* **OBJECTIVE**
Reproduce the listing verbatim.

Stored items

☆ ☆ ☆

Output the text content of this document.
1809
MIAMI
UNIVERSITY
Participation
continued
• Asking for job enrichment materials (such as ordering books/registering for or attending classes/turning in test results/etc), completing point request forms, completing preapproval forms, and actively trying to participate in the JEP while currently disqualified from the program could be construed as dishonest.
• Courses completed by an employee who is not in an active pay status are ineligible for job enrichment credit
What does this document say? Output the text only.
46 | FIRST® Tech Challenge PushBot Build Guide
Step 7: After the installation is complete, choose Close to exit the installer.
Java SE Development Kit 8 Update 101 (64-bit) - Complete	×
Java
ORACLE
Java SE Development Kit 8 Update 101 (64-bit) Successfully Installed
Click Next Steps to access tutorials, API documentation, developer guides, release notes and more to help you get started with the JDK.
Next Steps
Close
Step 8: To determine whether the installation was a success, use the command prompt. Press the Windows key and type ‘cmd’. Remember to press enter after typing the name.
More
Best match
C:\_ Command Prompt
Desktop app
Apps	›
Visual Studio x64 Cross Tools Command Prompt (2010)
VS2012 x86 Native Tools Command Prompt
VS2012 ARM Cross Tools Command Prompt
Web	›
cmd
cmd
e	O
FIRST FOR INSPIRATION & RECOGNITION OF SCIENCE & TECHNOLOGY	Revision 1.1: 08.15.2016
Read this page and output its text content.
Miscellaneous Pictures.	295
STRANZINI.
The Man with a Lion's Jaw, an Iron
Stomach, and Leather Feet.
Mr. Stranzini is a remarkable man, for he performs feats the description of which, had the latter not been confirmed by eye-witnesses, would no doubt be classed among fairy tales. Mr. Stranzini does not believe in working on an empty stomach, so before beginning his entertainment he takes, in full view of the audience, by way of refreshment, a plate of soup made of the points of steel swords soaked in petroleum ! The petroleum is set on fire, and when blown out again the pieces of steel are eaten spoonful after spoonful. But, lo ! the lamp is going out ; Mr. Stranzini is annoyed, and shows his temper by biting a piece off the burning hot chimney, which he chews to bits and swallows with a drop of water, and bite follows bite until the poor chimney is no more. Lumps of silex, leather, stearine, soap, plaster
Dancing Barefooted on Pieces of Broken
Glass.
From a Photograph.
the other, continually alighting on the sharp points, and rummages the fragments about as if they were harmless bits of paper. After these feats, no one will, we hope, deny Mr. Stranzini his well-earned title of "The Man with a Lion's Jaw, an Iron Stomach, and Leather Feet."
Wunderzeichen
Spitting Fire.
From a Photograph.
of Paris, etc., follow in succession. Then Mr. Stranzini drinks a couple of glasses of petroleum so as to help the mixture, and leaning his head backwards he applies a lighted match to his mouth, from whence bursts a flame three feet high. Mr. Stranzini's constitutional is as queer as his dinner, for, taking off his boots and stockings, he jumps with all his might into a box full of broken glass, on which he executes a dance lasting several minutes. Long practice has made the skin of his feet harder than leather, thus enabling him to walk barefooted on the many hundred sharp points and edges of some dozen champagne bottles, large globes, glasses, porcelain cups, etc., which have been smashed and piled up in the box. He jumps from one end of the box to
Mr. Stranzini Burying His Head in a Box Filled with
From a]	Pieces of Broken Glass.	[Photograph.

☆ ☆ ☆

* **IN RESPONSE**
Output the text content of this document.
1809
MIAMI
UNIVERSITY
Participation
continued
• Asking for job enrichment materials (such as ordering books/registering for or attending classes/turning in test results/etc), completing point request forms, completing preapproval forms, and actively trying to participate in the JEP while currently disqualified from the program could be construed as dishonest.
• Courses completed by an employee who is not in an active pay status are ineligible for job enrichment credit
What does this document say? Output the text only.
46 | FIRST® Tech Challenge PushBot Build Guide
Step 7: After the installation is complete, choose Close to exit the installer.
Java SE Development Kit 8 Update 101 (64-bit) - Complete	×
Java
ORACLE
Java SE Development Kit 8 Update 101 (64-bit) Successfully Installed
Click Next Steps to access tutorials, API documentation, developer guides, release notes and more to help you get started with the JDK.
Next Steps
Close
Step 8: To determine whether the installation was a success, use the command prompt. Press the Windows key and type ‘cmd’. Remember to press enter after typing the name.
More
Best match
C:\_ Command Prompt
Desktop app
Apps	›
Visual Studio x64 Cross Tools Command Prompt (2010)
VS2012 x86 Native Tools Command Prompt
VS2012 ARM Cross Tools Command Prompt
Web	›
cmd
cmd
e	O
FIRST FOR INSPIRATION & RECOGNITION OF SCIENCE & TECHNOLOGY	Revision 1.1: 08.15.2016
Read this page and output its text content.
Miscellaneous Pictures.	295
STRANZINI.
The Man with a Lion's Jaw, an Iron
Stomach, and Leather Feet.
Mr. Stranzini is a remarkable man, for he performs feats the description of which, had the latter not been confirmed by eye-witnesses, would no doubt be classed among fairy tales. Mr. Stranzini does not believe in working on an empty stomach, so before beginning his entertainment he takes, in full view of the audience, by way of refreshment, a plate of soup made of the points of steel swords soaked in petroleum ! The petroleum is set on fire, and when blown out again the pieces of steel are eaten spoonful after spoonful. But, lo ! the lamp is going out ; Mr. Stranzini is annoyed, and shows his temper by biting a piece off the burning hot chimney, which he chews to bits and swallows with a drop of water, and bite follows bite until the poor chimney is no more. Lumps of silex, leather, stearine, soap, plaster
Dancing Barefooted on Pieces of Broken
Glass.
From a Photograph.
the other, continually alighting on the sharp points, and rummages the fragments about as if they were harmless bits of paper. After these feats, no one will, we hope, deny Mr. Stranzini his well-earned title of "The Man with a Lion's Jaw, an Iron Stomach, and Leather Feet."
Wunderzeichen
Spitting Fire.
From a Photograph.
of Paris, etc., follow in succession. Then Mr. Stranzini drinks a couple of glasses of petroleum so as to help the mixture, and leaning his head backwards he applies a lighted match to his mouth, from whence bursts a flame three feet high. Mr. Stranzini's constitutional is as queer as his dinner, for, taking off his boots and stockings, he jumps with all his might into a box full of broken glass, on which he executes a dance lasting several minutes. Long practice has made the skin of his feet harder than leather, thus enabling him to walk barefooted on the many hundred sharp points and edges of some dozen champagne bottles, large globes, glasses, porcelain cups, etc., which have been smashed and piled up in the box. He jumps from one end of the box to
Mr. Stranzini Burying His Head in a Box Filled with
From a]	Pieces of Broken Glass.	[Photograph.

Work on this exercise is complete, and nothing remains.